Entries taken from a collection:
━━━━━━━━━━

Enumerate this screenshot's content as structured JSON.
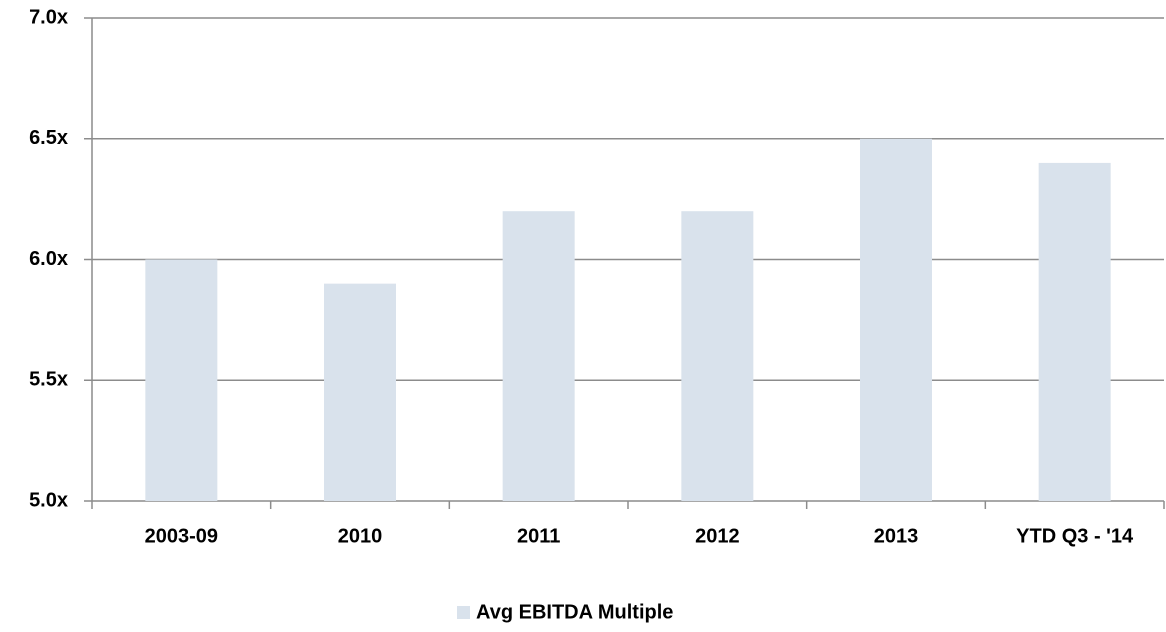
{
  "chart_data": {
    "type": "bar",
    "categories": [
      "2003-09",
      "2010",
      "2011",
      "2012",
      "2013",
      "YTD Q3 - '14"
    ],
    "series": [
      {
        "name": "Avg EBITDA Multiple",
        "color": "#d9e2ec",
        "values": [
          6.0,
          5.9,
          6.2,
          6.2,
          6.5,
          6.4
        ]
      }
    ],
    "ylim": [
      5.0,
      7.0
    ],
    "yticks": [
      {
        "value": 5.0,
        "label": "5.0x"
      },
      {
        "value": 5.5,
        "label": "5.5x"
      },
      {
        "value": 6.0,
        "label": "6.0x"
      },
      {
        "value": 6.5,
        "label": "6.5x"
      },
      {
        "value": 7.0,
        "label": "7.0x"
      }
    ],
    "grid": true,
    "legend": "bottom"
  }
}
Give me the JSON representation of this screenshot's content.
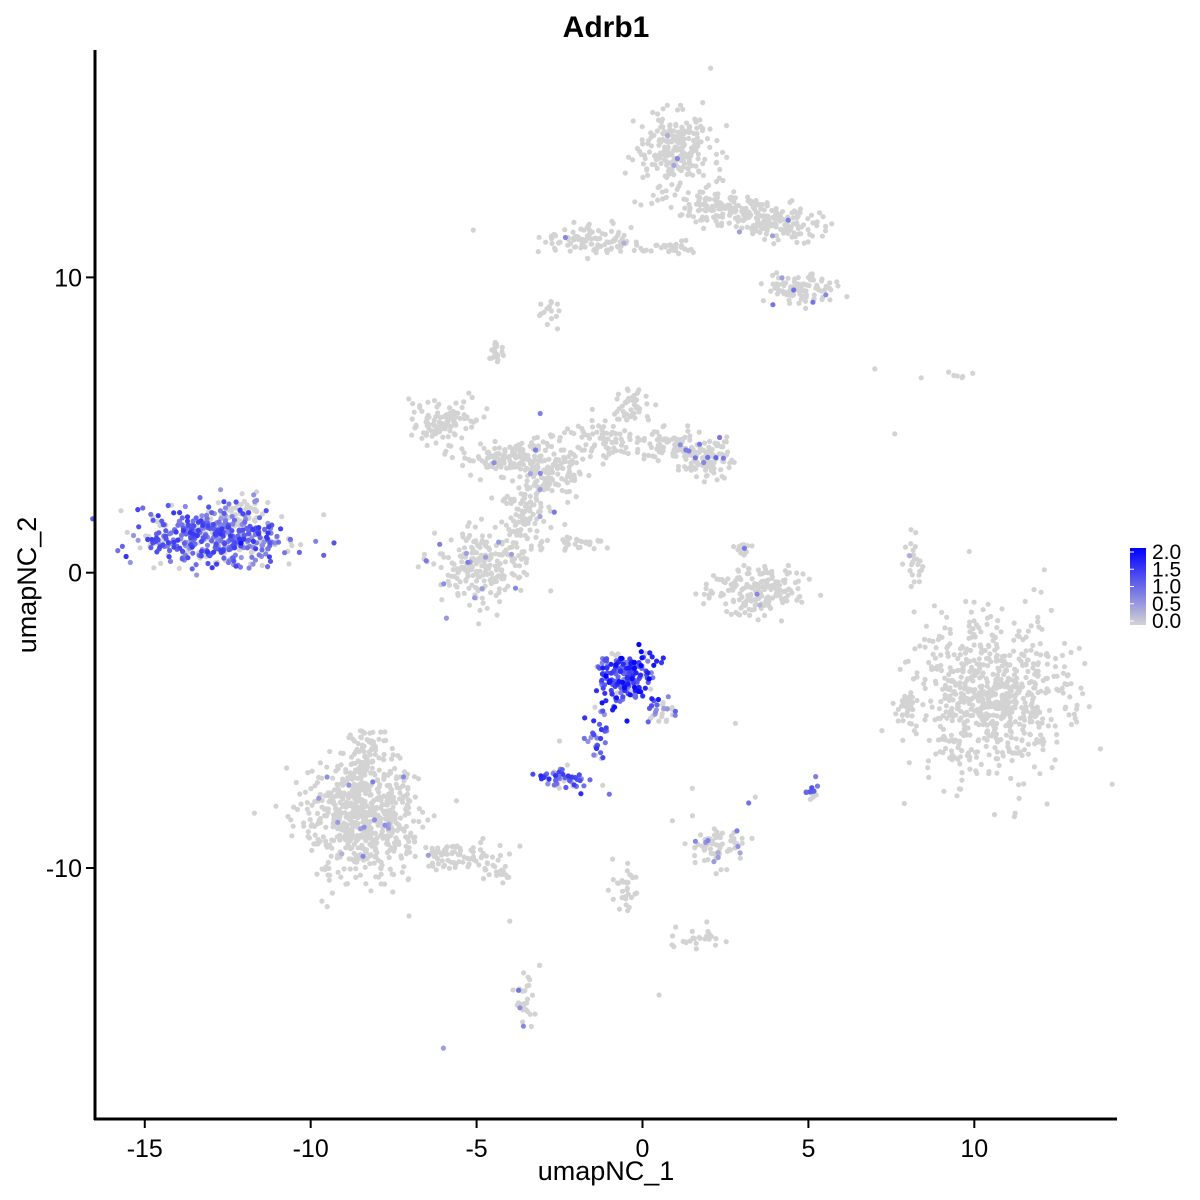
{
  "chart_data": {
    "type": "scatter",
    "title": "Adrb1",
    "xlabel": "umapNC_1",
    "ylabel": "umapNC_2",
    "xlim": [
      -16.5,
      14.3
    ],
    "ylim": [
      -18.5,
      17.7
    ],
    "x_ticks": [
      -15,
      -10,
      -5,
      0,
      5,
      10
    ],
    "x_tick_labels": [
      "-15",
      "-10",
      "-5",
      "0",
      "5",
      "10"
    ],
    "y_ticks": [
      -10,
      0,
      10
    ],
    "y_tick_labels": [
      "-10",
      "0",
      "10"
    ],
    "grid": false,
    "color_low": "#D3D3D3",
    "color_high": "#0000FF",
    "legend": {
      "placement": "right",
      "min": 0.0,
      "max": 2.0,
      "labels": [
        "2.0",
        "1.5",
        "1.0",
        "0.5",
        "0.0"
      ]
    },
    "clusters": [
      {
        "cx": -12.9,
        "cy": 1.2,
        "rx": 2.2,
        "ry": 1.0,
        "n": 480,
        "expr_frac": 0.72,
        "expr_max": 1.5
      },
      {
        "cx": -12.0,
        "cy": 2.1,
        "rx": 0.6,
        "ry": 0.5,
        "n": 40,
        "expr_frac": 0.3,
        "expr_max": 1.0
      },
      {
        "cx": -8.5,
        "cy": -8.3,
        "rx": 1.7,
        "ry": 2.0,
        "n": 640,
        "expr_frac": 0.02,
        "expr_max": 0.8
      },
      {
        "cx": -8.3,
        "cy": -6.0,
        "rx": 0.6,
        "ry": 0.8,
        "n": 60,
        "expr_frac": 0.0,
        "expr_max": 0
      },
      {
        "cx": -5.7,
        "cy": -9.6,
        "rx": 1.6,
        "ry": 0.5,
        "n": 90,
        "expr_frac": 0.0,
        "expr_max": 0
      },
      {
        "cx": -4.3,
        "cy": -10.2,
        "rx": 0.5,
        "ry": 0.3,
        "n": 20,
        "expr_frac": 0.0,
        "expr_max": 0
      },
      {
        "cx": -6.0,
        "cy": 5.2,
        "rx": 1.1,
        "ry": 0.7,
        "n": 110,
        "expr_frac": 0.0,
        "expr_max": 0
      },
      {
        "cx": -4.2,
        "cy": 3.9,
        "rx": 1.3,
        "ry": 0.5,
        "n": 110,
        "expr_frac": 0.02,
        "expr_max": 0.8
      },
      {
        "cx": -4.8,
        "cy": 0.2,
        "rx": 1.4,
        "ry": 1.3,
        "n": 230,
        "expr_frac": 0.05,
        "expr_max": 1.0
      },
      {
        "cx": -3.5,
        "cy": 2.0,
        "rx": 0.7,
        "ry": 1.3,
        "n": 90,
        "expr_frac": 0.04,
        "expr_max": 0.9
      },
      {
        "cx": -2.8,
        "cy": 3.5,
        "rx": 1.0,
        "ry": 1.0,
        "n": 140,
        "expr_frac": 0.02,
        "expr_max": 0.9
      },
      {
        "cx": -1.2,
        "cy": 4.5,
        "rx": 1.3,
        "ry": 0.8,
        "n": 90,
        "expr_frac": 0.0,
        "expr_max": 0
      },
      {
        "cx": -0.3,
        "cy": 5.7,
        "rx": 0.6,
        "ry": 0.6,
        "n": 40,
        "expr_frac": 0.0,
        "expr_max": 0
      },
      {
        "cx": -1.8,
        "cy": 1.0,
        "rx": 0.8,
        "ry": 0.2,
        "n": 25,
        "expr_frac": 0.0,
        "expr_max": 0
      },
      {
        "cx": -4.4,
        "cy": 7.4,
        "rx": 0.2,
        "ry": 0.3,
        "n": 20,
        "expr_frac": 0.0,
        "expr_max": 0
      },
      {
        "cx": 0.8,
        "cy": 4.3,
        "rx": 0.9,
        "ry": 0.5,
        "n": 70,
        "expr_frac": 0.02,
        "expr_max": 0.8
      },
      {
        "cx": 2.0,
        "cy": 3.9,
        "rx": 0.8,
        "ry": 0.6,
        "n": 110,
        "expr_frac": 0.12,
        "expr_max": 1.1
      },
      {
        "cx": 1.0,
        "cy": 14.3,
        "rx": 1.1,
        "ry": 1.3,
        "n": 240,
        "expr_frac": 0.01,
        "expr_max": 0.8
      },
      {
        "cx": 2.3,
        "cy": 12.3,
        "rx": 1.5,
        "ry": 0.6,
        "n": 130,
        "expr_frac": 0.01,
        "expr_max": 0.8
      },
      {
        "cx": 4.2,
        "cy": 11.8,
        "rx": 1.4,
        "ry": 0.6,
        "n": 130,
        "expr_frac": 0.02,
        "expr_max": 0.8
      },
      {
        "cx": 4.7,
        "cy": 9.6,
        "rx": 1.0,
        "ry": 0.6,
        "n": 100,
        "expr_frac": 0.05,
        "expr_max": 1.0
      },
      {
        "cx": -1.5,
        "cy": 11.3,
        "rx": 1.5,
        "ry": 0.5,
        "n": 100,
        "expr_frac": 0.02,
        "expr_max": 0.8
      },
      {
        "cx": 0.8,
        "cy": 11.0,
        "rx": 0.9,
        "ry": 0.2,
        "n": 30,
        "expr_frac": 0.0,
        "expr_max": 0
      },
      {
        "cx": -2.8,
        "cy": 8.8,
        "rx": 0.3,
        "ry": 0.5,
        "n": 15,
        "expr_frac": 0.0,
        "expr_max": 0
      },
      {
        "cx": 3.4,
        "cy": -0.6,
        "rx": 1.5,
        "ry": 0.8,
        "n": 170,
        "expr_frac": 0.01,
        "expr_max": 0.8
      },
      {
        "cx": 3.0,
        "cy": 0.8,
        "rx": 0.3,
        "ry": 0.4,
        "n": 15,
        "expr_frac": 0.05,
        "expr_max": 0.9
      },
      {
        "cx": -0.5,
        "cy": -3.5,
        "rx": 0.9,
        "ry": 0.9,
        "n": 190,
        "expr_frac": 0.85,
        "expr_max": 2.0
      },
      {
        "cx": 0.6,
        "cy": -4.6,
        "rx": 0.5,
        "ry": 0.6,
        "n": 30,
        "expr_frac": 0.55,
        "expr_max": 1.3
      },
      {
        "cx": -1.4,
        "cy": -5.5,
        "rx": 0.4,
        "ry": 0.9,
        "n": 30,
        "expr_frac": 0.85,
        "expr_max": 1.6
      },
      {
        "cx": -2.4,
        "cy": -7.0,
        "rx": 0.6,
        "ry": 0.4,
        "n": 45,
        "expr_frac": 0.8,
        "expr_max": 1.6
      },
      {
        "cx": -0.5,
        "cy": -10.6,
        "rx": 0.4,
        "ry": 0.8,
        "n": 30,
        "expr_frac": 0.0,
        "expr_max": 0
      },
      {
        "cx": 1.5,
        "cy": -12.4,
        "rx": 1.0,
        "ry": 0.3,
        "n": 25,
        "expr_frac": 0.0,
        "expr_max": 0
      },
      {
        "cx": 2.3,
        "cy": -9.3,
        "rx": 0.8,
        "ry": 0.6,
        "n": 70,
        "expr_frac": 0.08,
        "expr_max": 1.0
      },
      {
        "cx": 5.1,
        "cy": -7.4,
        "rx": 0.2,
        "ry": 0.3,
        "n": 15,
        "expr_frac": 0.7,
        "expr_max": 1.3
      },
      {
        "cx": 10.5,
        "cy": -4.2,
        "rx": 2.3,
        "ry": 2.6,
        "n": 720,
        "expr_frac": 0.0,
        "expr_max": 0
      },
      {
        "cx": 7.9,
        "cy": -4.6,
        "rx": 0.3,
        "ry": 0.6,
        "n": 30,
        "expr_frac": 0.0,
        "expr_max": 0
      },
      {
        "cx": 8.2,
        "cy": 0.2,
        "rx": 0.3,
        "ry": 0.9,
        "n": 25,
        "expr_frac": 0.05,
        "expr_max": 0.9
      },
      {
        "cx": -3.6,
        "cy": -14.5,
        "rx": 0.3,
        "ry": 0.9,
        "n": 30,
        "expr_frac": 0.15,
        "expr_max": 1.0
      },
      {
        "cx": 9.5,
        "cy": 6.7,
        "rx": 0.4,
        "ry": 0.2,
        "n": 6,
        "expr_frac": 0.0,
        "expr_max": 0
      }
    ],
    "points": [
      {
        "x": -6.0,
        "y": -16.1,
        "v": 0.5
      },
      {
        "x": -1.1,
        "y": -3.5,
        "v": 2.0
      },
      {
        "x": -12.1,
        "y": 1.0,
        "v": 1.8
      },
      {
        "x": 1.0,
        "y": -12.0,
        "v": 0.0
      },
      {
        "x": 0.5,
        "y": -14.3,
        "v": 0.0
      },
      {
        "x": 7.0,
        "y": 6.9,
        "v": 0.0
      },
      {
        "x": 8.4,
        "y": 6.6,
        "v": 0.0
      },
      {
        "x": 7.6,
        "y": 4.7,
        "v": 0.0
      },
      {
        "x": -2.5,
        "y": -5.7,
        "v": 0.0
      },
      {
        "x": 1.5,
        "y": -7.3,
        "v": 0.0
      },
      {
        "x": 2.8,
        "y": -5.1,
        "v": 0.0
      },
      {
        "x": 3.2,
        "y": -7.8,
        "v": 0.9
      },
      {
        "x": 3.4,
        "y": -7.6,
        "v": 0.0
      },
      {
        "x": -1.2,
        "y": -7.2,
        "v": 0.0
      },
      {
        "x": -1.0,
        "y": -7.5,
        "v": 0.9
      },
      {
        "x": -4.0,
        "y": -11.8,
        "v": 0.0
      },
      {
        "x": -3.1,
        "y": -13.3,
        "v": 0.0
      },
      {
        "x": -0.9,
        "y": -9.7,
        "v": 0.0
      },
      {
        "x": 0.9,
        "y": -8.4,
        "v": 0.0
      },
      {
        "x": -5.1,
        "y": 11.6,
        "v": 0.0
      }
    ]
  }
}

━━━━━━━━━━

Track down the lines that include the word "JSON" and copy them.

> _REPLY TO THE TASK_:
Enumerate this screenshot's content as structured JSON.
Give me the JSON representation of this screenshot's content.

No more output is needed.